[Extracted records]
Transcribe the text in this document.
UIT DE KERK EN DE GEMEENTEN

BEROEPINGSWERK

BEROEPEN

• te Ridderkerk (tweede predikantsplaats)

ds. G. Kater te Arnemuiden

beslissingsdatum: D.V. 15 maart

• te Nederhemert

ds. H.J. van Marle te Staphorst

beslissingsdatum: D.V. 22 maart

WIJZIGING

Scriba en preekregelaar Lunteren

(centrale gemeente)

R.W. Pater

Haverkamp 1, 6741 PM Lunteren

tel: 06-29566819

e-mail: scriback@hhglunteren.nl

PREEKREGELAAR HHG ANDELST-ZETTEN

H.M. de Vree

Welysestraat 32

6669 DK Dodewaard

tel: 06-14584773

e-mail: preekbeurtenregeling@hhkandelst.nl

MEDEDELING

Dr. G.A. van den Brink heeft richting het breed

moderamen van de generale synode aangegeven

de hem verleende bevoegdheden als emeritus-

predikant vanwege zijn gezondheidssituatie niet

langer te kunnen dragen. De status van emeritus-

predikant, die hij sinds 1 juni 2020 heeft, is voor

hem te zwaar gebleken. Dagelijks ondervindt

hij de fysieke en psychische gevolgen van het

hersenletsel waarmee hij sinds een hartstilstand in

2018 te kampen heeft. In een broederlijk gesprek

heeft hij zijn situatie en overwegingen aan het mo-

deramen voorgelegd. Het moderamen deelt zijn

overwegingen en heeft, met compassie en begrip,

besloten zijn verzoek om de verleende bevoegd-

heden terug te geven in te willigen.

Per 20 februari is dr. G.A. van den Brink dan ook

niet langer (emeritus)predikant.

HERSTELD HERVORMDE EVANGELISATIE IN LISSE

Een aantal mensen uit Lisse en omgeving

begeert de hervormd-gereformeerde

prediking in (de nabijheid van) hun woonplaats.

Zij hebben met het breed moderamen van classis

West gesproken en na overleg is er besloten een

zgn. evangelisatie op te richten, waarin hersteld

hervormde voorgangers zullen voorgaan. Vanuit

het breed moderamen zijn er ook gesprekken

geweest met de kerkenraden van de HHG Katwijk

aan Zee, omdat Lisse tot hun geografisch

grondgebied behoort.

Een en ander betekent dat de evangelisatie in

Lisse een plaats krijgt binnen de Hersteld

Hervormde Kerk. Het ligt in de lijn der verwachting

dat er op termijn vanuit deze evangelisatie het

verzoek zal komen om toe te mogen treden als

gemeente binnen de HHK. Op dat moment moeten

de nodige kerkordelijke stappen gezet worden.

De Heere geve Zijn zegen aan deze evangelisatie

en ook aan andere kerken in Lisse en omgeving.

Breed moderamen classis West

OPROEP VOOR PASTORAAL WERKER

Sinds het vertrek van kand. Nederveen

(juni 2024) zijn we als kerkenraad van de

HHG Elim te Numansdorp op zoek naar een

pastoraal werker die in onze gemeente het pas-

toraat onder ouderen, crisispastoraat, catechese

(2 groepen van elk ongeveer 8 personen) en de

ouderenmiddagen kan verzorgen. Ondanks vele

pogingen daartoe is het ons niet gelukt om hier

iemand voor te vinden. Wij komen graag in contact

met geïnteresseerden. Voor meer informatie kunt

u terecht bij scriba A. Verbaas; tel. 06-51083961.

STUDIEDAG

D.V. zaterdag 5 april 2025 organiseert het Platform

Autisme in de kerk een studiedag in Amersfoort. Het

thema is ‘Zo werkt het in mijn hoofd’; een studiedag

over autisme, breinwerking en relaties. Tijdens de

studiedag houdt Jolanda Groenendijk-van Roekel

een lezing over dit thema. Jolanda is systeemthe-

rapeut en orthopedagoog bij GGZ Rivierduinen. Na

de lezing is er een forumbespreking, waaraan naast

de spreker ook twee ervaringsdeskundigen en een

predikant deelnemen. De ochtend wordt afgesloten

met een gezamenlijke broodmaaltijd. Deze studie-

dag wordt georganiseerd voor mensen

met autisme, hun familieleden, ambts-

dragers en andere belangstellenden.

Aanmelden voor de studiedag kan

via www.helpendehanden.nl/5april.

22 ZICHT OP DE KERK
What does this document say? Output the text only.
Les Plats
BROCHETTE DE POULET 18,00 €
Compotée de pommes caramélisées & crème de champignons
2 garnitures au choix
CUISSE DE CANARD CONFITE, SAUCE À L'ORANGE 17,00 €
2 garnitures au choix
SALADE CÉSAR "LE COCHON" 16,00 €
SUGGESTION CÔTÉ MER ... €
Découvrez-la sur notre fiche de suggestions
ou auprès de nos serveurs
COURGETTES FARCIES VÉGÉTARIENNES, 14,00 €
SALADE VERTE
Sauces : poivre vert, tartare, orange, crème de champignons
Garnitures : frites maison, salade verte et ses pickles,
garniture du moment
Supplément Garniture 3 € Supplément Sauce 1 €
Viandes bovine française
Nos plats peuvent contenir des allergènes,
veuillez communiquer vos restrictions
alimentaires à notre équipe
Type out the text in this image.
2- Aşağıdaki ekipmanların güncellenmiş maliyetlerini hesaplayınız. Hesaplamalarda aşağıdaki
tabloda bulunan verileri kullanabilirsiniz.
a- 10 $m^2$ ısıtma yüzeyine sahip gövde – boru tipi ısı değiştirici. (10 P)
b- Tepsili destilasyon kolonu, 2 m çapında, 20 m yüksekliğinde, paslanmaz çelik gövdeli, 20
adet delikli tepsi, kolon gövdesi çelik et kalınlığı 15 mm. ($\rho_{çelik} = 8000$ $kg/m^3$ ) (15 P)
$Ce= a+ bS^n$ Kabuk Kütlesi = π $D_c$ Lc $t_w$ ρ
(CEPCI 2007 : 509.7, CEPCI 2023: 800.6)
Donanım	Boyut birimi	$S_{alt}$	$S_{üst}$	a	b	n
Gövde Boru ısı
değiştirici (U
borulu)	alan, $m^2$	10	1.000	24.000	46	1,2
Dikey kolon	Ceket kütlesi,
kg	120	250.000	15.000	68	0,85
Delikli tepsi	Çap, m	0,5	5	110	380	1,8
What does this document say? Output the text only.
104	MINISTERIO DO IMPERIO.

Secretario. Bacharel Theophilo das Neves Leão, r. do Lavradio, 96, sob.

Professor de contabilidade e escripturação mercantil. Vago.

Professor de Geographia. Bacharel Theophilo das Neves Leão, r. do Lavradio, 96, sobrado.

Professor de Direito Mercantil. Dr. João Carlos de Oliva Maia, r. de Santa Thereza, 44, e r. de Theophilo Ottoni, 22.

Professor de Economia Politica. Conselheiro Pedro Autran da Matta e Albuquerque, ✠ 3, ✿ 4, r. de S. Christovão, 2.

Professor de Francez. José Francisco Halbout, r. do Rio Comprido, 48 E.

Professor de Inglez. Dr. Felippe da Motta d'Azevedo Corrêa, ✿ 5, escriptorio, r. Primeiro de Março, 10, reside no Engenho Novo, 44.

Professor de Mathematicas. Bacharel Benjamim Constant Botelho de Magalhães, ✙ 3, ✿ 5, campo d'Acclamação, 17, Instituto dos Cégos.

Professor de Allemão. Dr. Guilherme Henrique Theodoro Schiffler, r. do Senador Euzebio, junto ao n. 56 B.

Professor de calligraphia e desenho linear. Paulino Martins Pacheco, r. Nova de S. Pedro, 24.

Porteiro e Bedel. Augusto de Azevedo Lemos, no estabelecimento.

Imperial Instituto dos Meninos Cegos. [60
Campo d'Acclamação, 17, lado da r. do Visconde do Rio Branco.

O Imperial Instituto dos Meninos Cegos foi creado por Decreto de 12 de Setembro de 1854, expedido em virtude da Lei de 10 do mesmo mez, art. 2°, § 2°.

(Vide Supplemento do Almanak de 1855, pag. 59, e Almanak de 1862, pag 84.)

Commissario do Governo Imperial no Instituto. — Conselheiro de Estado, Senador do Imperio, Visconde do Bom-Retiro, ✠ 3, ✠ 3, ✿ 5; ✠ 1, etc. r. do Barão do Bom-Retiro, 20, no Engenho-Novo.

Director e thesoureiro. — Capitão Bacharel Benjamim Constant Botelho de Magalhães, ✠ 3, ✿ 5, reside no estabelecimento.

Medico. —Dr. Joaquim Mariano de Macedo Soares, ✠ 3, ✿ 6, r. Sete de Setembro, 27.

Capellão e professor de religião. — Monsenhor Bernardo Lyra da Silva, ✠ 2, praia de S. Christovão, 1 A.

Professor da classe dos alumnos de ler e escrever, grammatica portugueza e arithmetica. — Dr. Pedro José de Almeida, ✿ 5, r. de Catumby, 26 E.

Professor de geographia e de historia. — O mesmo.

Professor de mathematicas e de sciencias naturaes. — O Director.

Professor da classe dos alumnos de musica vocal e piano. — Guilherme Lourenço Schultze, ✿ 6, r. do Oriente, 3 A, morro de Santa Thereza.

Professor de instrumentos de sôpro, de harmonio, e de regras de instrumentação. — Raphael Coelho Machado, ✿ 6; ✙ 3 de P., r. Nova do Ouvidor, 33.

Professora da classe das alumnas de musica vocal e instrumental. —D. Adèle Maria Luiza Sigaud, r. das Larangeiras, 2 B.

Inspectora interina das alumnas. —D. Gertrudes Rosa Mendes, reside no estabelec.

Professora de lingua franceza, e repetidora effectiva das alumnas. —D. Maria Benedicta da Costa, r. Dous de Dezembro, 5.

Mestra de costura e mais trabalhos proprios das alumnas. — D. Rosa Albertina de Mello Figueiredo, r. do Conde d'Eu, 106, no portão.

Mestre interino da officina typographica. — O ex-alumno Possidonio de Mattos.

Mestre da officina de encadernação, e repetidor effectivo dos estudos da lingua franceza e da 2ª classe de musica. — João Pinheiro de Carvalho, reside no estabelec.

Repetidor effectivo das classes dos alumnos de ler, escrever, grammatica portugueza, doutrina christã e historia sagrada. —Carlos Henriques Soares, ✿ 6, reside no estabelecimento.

## Requirements:
What is the number of lines in the listing that contain the string "çelik"? Reply with that number alone.

## Response to the task:
2